(Part of a data file)

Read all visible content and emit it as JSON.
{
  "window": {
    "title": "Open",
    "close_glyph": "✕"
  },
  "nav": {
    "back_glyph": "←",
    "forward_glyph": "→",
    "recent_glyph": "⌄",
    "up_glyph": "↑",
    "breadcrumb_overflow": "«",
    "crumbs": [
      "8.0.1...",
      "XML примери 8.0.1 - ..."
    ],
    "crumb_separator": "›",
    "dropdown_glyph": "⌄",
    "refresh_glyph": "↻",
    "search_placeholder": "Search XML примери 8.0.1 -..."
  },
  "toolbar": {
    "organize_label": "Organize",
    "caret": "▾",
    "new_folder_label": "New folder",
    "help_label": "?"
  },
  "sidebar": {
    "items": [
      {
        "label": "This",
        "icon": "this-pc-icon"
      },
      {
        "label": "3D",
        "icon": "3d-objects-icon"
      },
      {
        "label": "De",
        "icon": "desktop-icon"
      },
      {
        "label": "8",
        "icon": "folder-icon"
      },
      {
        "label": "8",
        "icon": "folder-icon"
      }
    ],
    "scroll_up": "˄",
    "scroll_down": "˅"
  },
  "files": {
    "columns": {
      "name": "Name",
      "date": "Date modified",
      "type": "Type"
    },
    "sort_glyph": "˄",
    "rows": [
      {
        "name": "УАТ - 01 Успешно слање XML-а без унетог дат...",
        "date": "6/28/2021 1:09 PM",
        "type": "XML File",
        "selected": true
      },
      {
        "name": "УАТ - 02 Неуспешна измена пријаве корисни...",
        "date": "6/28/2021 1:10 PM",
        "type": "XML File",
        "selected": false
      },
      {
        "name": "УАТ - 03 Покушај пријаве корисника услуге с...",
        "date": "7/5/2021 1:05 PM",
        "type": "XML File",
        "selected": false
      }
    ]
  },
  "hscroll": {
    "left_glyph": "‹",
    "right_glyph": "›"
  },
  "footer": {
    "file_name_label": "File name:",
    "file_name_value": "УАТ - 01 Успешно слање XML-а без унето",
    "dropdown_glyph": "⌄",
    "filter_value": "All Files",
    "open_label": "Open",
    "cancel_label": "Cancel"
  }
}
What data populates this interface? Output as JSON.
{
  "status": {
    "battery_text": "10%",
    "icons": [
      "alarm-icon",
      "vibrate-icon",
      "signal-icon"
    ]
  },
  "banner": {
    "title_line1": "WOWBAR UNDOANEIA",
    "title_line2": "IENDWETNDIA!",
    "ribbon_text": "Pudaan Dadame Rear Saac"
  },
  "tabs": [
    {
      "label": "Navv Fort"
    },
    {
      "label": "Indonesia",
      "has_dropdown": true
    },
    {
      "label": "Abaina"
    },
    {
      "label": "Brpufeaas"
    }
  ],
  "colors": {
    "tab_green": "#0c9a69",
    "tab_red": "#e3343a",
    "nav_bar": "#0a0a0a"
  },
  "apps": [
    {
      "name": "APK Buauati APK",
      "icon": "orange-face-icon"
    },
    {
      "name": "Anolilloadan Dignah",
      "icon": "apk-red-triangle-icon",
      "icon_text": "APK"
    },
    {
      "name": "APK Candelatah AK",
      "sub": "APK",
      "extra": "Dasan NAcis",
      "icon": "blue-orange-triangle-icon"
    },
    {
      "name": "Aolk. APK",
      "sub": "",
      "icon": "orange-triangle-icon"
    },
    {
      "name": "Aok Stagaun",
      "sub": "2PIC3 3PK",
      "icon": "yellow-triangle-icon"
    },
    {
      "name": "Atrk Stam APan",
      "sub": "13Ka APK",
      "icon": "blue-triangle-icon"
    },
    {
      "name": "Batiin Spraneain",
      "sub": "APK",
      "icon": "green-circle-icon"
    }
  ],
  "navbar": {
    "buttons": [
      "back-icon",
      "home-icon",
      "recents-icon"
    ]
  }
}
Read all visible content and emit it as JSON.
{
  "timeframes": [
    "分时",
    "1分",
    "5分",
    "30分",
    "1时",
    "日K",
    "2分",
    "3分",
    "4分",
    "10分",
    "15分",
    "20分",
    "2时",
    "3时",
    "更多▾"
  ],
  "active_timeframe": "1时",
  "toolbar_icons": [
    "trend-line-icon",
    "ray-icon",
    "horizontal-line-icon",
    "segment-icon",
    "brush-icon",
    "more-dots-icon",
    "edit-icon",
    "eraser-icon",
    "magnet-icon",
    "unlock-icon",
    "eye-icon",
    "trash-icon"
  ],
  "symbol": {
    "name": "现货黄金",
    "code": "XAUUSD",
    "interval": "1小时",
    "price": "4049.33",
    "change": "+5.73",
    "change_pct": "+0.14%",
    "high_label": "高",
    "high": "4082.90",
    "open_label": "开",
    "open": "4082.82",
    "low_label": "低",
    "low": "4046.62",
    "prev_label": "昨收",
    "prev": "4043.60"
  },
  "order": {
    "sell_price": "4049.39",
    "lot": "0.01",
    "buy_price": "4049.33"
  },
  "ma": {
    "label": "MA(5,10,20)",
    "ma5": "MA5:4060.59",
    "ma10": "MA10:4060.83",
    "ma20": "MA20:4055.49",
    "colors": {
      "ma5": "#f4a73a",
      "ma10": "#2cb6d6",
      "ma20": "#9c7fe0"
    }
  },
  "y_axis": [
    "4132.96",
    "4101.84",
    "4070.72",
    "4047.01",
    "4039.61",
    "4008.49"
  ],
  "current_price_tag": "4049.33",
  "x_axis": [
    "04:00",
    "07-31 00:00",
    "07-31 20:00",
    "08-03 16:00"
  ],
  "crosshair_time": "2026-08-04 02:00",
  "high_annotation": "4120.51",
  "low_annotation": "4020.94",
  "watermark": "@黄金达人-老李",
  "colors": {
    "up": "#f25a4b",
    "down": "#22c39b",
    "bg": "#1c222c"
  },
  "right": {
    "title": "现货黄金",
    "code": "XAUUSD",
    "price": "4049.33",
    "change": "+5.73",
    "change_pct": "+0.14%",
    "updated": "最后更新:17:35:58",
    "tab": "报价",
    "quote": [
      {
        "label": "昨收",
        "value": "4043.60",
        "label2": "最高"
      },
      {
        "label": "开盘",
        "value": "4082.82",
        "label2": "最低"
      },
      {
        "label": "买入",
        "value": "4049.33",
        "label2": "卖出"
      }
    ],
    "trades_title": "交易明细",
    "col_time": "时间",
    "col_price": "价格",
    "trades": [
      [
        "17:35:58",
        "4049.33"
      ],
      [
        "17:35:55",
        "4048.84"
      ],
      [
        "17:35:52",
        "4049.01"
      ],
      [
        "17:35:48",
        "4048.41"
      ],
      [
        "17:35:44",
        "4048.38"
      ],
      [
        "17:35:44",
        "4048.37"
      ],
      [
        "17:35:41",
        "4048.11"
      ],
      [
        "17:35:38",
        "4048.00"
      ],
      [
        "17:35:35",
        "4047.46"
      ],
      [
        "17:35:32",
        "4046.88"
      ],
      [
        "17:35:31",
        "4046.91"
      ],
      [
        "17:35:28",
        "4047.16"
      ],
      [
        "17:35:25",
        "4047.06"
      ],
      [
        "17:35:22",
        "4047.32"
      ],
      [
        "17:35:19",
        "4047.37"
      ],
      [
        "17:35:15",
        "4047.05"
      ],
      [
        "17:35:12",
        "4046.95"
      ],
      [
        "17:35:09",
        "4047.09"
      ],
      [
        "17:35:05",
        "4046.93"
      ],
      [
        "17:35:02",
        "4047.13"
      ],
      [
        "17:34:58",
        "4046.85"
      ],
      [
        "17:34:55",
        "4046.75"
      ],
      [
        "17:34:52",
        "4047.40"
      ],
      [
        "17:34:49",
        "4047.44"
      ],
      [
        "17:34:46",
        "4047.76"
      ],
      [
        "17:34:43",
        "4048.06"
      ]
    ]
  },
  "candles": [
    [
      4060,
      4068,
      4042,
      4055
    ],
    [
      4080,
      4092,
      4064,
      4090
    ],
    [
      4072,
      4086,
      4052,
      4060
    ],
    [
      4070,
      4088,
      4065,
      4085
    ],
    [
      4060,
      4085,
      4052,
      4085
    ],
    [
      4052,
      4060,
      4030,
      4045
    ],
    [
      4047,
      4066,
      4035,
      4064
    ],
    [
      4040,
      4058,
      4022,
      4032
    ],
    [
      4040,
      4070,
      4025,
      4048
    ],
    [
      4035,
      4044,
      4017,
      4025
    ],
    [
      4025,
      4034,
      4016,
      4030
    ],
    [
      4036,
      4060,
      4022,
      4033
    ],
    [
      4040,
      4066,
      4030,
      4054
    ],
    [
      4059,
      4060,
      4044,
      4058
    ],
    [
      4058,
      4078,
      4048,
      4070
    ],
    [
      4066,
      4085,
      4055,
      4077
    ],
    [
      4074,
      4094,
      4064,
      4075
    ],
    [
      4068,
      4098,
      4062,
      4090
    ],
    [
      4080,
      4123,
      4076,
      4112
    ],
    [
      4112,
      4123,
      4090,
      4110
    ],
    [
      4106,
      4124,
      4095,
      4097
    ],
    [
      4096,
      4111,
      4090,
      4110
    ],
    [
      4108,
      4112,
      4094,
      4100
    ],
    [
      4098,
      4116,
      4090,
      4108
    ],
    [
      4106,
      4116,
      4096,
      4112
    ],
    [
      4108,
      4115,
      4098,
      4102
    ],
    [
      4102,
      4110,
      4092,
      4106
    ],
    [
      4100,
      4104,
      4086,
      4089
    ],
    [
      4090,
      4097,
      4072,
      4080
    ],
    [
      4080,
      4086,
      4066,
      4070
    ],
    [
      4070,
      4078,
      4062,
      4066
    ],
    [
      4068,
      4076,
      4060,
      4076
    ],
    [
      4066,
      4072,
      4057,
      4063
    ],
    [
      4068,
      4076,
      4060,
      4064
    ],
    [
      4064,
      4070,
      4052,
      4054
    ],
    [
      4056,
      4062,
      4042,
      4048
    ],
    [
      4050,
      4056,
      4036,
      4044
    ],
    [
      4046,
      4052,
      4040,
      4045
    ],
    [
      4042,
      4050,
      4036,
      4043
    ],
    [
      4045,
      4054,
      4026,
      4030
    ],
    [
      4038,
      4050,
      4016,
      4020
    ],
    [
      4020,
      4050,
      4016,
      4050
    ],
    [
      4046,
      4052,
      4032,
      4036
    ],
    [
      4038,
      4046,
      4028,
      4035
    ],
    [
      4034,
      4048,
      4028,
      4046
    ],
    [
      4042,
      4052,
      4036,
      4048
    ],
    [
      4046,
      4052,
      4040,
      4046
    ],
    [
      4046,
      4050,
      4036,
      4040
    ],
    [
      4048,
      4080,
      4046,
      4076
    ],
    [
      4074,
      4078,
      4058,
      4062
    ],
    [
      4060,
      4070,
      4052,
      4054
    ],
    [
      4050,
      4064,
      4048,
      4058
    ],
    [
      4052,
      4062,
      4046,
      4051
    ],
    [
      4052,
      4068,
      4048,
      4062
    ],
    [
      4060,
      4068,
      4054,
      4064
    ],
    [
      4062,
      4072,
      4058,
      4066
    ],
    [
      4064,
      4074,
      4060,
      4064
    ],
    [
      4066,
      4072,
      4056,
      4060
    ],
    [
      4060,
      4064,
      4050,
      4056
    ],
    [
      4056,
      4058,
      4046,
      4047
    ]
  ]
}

*WHAT THE TASK REQUIRES*: Copy each line holding the word "примери" from the listing above.

*OUTPUT FOR THIS EXERCISE*:
      "XML примери 8.0.1 - ..."
    "search_placeholder": "Search XML примери 8.0.1 -..."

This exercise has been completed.